» **Prompt**
Locate every line in the material below that has the word "with". Copy each of those lines.

---+---

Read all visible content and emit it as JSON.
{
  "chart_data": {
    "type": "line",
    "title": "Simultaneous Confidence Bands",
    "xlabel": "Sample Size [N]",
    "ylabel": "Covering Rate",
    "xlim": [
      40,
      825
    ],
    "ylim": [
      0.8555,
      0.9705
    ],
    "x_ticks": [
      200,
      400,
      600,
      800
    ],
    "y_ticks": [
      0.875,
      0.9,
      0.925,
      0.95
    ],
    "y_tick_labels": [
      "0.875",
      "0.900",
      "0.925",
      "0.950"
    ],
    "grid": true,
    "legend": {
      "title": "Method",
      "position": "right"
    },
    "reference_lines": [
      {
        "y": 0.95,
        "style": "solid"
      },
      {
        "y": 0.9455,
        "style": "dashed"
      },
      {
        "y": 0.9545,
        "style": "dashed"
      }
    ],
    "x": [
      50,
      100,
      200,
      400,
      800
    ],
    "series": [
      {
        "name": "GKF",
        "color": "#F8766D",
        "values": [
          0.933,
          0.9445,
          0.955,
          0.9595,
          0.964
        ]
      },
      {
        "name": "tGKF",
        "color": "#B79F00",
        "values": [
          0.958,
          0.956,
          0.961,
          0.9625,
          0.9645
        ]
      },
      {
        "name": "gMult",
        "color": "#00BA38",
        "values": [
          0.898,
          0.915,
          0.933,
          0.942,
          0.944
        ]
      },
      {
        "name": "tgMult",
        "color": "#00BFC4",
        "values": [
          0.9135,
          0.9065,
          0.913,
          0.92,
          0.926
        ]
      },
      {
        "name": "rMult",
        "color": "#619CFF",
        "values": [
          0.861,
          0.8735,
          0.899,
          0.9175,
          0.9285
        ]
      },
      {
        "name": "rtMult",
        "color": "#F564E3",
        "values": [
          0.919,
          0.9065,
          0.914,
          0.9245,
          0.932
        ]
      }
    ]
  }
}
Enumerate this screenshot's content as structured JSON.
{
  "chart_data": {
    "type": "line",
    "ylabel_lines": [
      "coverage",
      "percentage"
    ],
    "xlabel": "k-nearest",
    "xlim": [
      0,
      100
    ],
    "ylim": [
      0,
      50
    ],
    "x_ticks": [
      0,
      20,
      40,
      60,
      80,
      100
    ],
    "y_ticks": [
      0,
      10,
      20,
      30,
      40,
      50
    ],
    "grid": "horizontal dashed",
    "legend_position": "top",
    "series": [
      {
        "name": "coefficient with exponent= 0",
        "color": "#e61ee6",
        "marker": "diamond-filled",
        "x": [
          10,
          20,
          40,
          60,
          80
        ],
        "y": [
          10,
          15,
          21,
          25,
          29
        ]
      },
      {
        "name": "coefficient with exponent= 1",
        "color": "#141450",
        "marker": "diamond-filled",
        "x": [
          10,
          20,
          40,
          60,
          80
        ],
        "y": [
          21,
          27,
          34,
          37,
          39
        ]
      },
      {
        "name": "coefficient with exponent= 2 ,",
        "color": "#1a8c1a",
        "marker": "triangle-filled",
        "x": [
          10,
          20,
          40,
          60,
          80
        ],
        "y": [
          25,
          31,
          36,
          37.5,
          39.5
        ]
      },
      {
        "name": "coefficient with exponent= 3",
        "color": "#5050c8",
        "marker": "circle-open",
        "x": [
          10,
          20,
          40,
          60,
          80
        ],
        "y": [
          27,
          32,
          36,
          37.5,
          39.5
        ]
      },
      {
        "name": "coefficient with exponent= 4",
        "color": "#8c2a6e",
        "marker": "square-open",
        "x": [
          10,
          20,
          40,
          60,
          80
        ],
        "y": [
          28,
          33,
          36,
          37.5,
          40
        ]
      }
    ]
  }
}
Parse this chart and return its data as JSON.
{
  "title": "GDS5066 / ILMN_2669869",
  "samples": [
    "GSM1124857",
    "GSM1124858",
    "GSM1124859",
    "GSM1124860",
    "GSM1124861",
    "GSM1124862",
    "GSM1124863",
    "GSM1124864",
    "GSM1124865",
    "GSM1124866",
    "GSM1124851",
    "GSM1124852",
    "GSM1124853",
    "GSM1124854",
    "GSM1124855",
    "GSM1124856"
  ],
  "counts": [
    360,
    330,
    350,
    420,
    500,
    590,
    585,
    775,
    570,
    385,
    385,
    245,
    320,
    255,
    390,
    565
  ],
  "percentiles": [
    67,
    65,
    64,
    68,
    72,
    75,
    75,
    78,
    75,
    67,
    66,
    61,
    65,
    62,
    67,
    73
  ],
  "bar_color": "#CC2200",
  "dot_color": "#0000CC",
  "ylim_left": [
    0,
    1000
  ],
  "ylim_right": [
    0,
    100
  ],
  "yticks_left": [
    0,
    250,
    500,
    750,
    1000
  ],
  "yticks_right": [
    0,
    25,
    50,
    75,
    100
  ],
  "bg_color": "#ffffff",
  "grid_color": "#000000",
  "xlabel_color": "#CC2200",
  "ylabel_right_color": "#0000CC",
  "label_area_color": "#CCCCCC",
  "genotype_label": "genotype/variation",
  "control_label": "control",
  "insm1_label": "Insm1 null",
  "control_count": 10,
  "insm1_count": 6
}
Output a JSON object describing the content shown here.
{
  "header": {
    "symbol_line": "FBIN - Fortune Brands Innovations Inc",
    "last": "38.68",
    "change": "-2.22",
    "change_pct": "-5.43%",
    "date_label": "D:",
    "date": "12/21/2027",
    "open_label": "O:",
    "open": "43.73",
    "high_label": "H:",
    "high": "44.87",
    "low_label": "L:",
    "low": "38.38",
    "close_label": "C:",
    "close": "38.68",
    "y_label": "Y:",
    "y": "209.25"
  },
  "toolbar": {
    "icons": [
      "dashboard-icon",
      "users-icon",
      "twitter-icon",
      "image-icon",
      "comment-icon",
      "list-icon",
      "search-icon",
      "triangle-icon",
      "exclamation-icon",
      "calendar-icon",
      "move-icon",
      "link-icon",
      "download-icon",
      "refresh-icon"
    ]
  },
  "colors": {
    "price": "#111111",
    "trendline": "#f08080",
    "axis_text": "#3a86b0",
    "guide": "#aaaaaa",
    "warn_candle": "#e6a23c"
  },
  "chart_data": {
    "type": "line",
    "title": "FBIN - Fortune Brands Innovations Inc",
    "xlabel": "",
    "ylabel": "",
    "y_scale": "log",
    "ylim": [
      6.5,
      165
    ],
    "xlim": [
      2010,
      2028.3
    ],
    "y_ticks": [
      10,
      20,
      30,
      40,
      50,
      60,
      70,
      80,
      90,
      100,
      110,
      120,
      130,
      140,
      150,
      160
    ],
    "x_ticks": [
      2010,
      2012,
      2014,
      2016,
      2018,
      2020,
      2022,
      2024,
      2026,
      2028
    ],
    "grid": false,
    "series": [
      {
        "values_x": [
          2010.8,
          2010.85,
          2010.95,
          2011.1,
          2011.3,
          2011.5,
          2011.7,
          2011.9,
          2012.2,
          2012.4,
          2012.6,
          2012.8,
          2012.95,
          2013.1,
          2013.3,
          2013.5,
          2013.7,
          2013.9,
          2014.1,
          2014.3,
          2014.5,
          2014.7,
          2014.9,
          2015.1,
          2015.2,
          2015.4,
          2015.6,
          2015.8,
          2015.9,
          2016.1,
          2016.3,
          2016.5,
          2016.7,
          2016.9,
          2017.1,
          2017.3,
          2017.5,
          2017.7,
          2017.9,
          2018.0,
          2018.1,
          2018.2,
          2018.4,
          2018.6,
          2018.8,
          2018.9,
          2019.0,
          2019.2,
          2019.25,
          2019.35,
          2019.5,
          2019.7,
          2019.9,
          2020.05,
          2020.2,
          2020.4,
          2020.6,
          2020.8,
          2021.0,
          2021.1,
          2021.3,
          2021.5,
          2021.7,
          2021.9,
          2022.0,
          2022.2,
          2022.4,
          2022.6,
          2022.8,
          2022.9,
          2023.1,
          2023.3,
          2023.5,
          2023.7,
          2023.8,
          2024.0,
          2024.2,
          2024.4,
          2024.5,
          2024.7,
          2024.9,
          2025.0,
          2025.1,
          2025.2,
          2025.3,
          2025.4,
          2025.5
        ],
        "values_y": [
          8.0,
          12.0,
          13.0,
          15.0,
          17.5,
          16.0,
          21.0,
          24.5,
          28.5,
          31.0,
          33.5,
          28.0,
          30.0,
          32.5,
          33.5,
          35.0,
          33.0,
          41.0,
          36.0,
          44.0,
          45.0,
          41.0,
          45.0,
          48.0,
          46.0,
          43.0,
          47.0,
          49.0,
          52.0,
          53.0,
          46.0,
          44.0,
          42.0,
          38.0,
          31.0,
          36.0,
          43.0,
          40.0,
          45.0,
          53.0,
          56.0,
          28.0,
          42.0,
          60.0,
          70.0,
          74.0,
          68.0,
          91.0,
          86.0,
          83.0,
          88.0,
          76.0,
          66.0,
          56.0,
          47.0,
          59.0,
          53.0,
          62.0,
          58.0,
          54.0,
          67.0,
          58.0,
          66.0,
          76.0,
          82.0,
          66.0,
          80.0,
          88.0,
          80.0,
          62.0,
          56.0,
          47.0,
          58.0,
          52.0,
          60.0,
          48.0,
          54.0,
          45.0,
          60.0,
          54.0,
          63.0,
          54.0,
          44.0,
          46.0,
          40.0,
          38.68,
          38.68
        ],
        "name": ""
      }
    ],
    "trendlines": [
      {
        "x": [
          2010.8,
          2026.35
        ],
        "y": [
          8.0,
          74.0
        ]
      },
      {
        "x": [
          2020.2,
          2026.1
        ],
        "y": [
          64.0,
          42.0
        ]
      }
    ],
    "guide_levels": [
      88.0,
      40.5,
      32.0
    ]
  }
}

---+---

» **Solved problem**
        "name": "coefficient with exponent= 0",
        "name": "coefficient with exponent= 1",
        "name": "coefficient with exponent= 2 ,",
        "name": "coefficient with exponent= 3",
        "name": "coefficient with exponent= 4",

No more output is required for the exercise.